- [Selection]
════════

The ability to navigate such dilemmas is what, in many ways, distinguishes us from machines which generally operate algorithmically and in binary terms and in a world of AI, it is the tasks and questions that carry most moral ambiguity that will fall to you as the human in the system while the machines take care of those that have clear cut binary answers. Developing and strengthening your ability to navigate such ethical dilemmas will thus stand you in good stead in your own future career because these ethical dilemmas are everywhere and no less so in the public administration.

They are called dilemmas because one can’t provide a simple answer to them. Yet there are ways of navigating them and a lot has been studied and written on the subject that I’d urge you to go and engage in further study of, save to say that one of those ways of navigating ethical dilemmas that I personally find compelling is the one referred to as the categorical imperative, as coined by German philosopher, Immanuel Kant – it stands on the following central principle : act only according to that maxim which you can will to become universal law. In simple terms that means that before you act, you should ask yourself if you would be happy to live in a world where everyone behaved in the same way that you do. If you, for instance, are a person who blows your nose and then throws the tissue paper on the floor, would you be happy to live in a world where everyone also blew their noses and threw them on the floor instead of the bin? The answer to that question should then assist you to resolve most of what you would experience as ethical dilemmas.

On corruption, if you read the Prevention and Combating of Corrupt Activities Act (PRECCA) – as I imagine many of you might have - you will see that corruption is said to occur when a person directly or indirectly gives, offers, accepts, or agrees to accept any gratification in order to act improperly, dishonestly, unlawfully, or in a biased manner in the exercise of power, duties, or authority. So in simple terms and to link it to the conversation of ethics – if you give or receive any benefit to someone to act improperly, dishonestly, unlawfully, or in a biased manner in the exercise of their duties or authority then you are acting corruptly whether you are giving a traffic officer cooldrink to get out of a speeding ticket or you are paying someone’s children’s school fees so that they can direct a tender to you or you are demanding that someone sleeps with you in order for you to give them a job then you are committing corruption, whether or not the parties involved work for the government.

There are a multitude and inexhaustive ways in which corruption shows up in the public service and so it is quite difficult to try and provide you with a comprehensive list of corrupt activities that we come across in the course of our audit – what might, perhaps, be more helpful and an easy way for you to figure out the various ways in which corruption manifests is to go back to those reasons that I addressed earlier for why there is no water in the taps and to note that any time where those reasons – Existence, Eligibility, Availability of resources, Economic procurement of resources, Efficient utilization of resources, and Effective utilization of resources -  materialises because someone, somewhere has directly or indirectly given, offered, accepted, or agreed to accept a gratification in order to act improperly, dishonestly, unlawfully, or in a biased manner in the exercise of power, duties, or authority then you have corruption.

════════

- [Written request a] In the listing, starting at the line with "timestamp[interactable]: 1 sa." and ending at the line with "retweet-icon <box>121 542 141 554</box>", switch "retweet-icon" to "repost-icon" and give those lines again, leaving everything else unchanged.
The listing that follows is separate from the passage on ethics and corruption.

- [Input]
════════

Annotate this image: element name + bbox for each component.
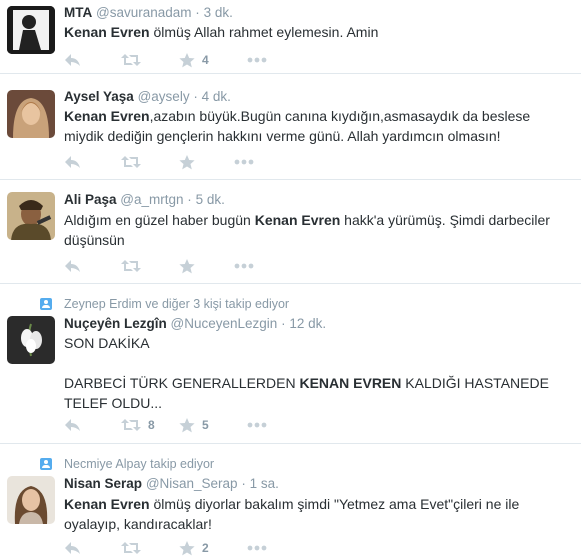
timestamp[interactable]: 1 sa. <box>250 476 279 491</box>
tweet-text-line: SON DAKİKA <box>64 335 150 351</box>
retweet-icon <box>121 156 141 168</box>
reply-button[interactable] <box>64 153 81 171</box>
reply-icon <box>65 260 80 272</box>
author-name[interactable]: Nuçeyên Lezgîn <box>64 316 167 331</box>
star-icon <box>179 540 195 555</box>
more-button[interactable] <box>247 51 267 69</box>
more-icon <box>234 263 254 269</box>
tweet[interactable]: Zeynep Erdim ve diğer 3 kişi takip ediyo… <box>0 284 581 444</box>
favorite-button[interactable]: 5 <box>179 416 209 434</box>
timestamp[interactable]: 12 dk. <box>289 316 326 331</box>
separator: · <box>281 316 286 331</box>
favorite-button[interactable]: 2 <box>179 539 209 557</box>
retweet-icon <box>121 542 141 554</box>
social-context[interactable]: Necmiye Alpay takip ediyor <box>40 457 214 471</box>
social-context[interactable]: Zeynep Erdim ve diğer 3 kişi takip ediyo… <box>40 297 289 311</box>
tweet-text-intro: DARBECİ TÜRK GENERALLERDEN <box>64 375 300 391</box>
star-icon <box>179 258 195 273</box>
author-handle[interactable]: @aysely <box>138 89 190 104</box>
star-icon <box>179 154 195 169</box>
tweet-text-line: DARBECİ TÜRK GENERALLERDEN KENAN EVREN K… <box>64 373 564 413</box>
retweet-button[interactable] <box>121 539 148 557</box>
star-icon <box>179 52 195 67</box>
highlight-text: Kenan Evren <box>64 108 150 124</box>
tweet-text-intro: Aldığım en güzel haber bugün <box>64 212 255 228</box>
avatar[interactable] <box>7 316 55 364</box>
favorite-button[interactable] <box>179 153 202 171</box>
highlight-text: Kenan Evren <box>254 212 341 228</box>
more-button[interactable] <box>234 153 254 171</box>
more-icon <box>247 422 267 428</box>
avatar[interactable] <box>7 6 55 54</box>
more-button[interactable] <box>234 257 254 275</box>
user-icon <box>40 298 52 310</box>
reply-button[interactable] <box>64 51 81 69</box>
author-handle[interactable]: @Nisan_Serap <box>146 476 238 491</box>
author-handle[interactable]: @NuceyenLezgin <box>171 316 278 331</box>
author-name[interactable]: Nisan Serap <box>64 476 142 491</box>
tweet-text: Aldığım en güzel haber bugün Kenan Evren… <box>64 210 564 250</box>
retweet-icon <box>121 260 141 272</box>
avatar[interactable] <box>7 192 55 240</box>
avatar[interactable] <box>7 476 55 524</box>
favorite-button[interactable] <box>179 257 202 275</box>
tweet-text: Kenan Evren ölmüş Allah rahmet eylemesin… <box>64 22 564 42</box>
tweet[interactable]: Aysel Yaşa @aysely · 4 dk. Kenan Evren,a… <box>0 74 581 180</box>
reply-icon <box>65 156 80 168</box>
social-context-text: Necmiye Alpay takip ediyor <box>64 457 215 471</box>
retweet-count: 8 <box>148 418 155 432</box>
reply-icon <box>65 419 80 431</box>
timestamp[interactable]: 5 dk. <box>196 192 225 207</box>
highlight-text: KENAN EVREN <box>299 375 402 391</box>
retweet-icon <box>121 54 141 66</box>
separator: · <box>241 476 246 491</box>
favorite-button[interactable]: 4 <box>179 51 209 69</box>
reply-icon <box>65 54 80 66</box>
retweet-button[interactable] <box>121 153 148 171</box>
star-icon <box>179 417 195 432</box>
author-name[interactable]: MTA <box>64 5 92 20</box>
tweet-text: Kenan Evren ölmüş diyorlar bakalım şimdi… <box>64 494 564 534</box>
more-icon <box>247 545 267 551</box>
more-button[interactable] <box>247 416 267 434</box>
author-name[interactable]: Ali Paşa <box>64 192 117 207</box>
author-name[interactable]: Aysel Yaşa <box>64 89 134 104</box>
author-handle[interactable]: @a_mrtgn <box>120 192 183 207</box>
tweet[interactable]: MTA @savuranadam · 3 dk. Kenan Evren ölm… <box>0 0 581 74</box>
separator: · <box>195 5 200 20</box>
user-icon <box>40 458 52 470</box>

════════

- [Written request b] Translate this sentence from the passage on ethics and corruption into Spanish: "They are called dilemmas because one can’t provide a simple answer to them."

- [Complete output a]
timestamp[interactable]: 1 sa. <box>250 476 279 491</box>
tweet-text-line: SON DAKİKA <box>64 335 150 351</box>
repost-icon <box>121 156 141 168</box>
reply-button[interactable] <box>64 153 81 171</box>
reply-icon <box>65 260 80 272</box>
author-name[interactable]: Nuçeyên Lezgîn <box>64 316 167 331</box>
star-icon <box>179 540 195 555</box>
more-button[interactable] <box>247 51 267 69</box>
more-icon <box>234 263 254 269</box>
tweet[interactable]: Zeynep Erdim ve diğer 3 kişi takip ediyo… <box>0 284 581 444</box>
favorite-button[interactable]: 5 <box>179 416 209 434</box>
timestamp[interactable]: 12 dk. <box>289 316 326 331</box>
separator: · <box>281 316 286 331</box>
favorite-button[interactable]: 2 <box>179 539 209 557</box>
repost-icon <box>121 542 141 554</box>

- [Complete output b] Se les llama dilemas porque no se les puede dar una respuesta sencilla.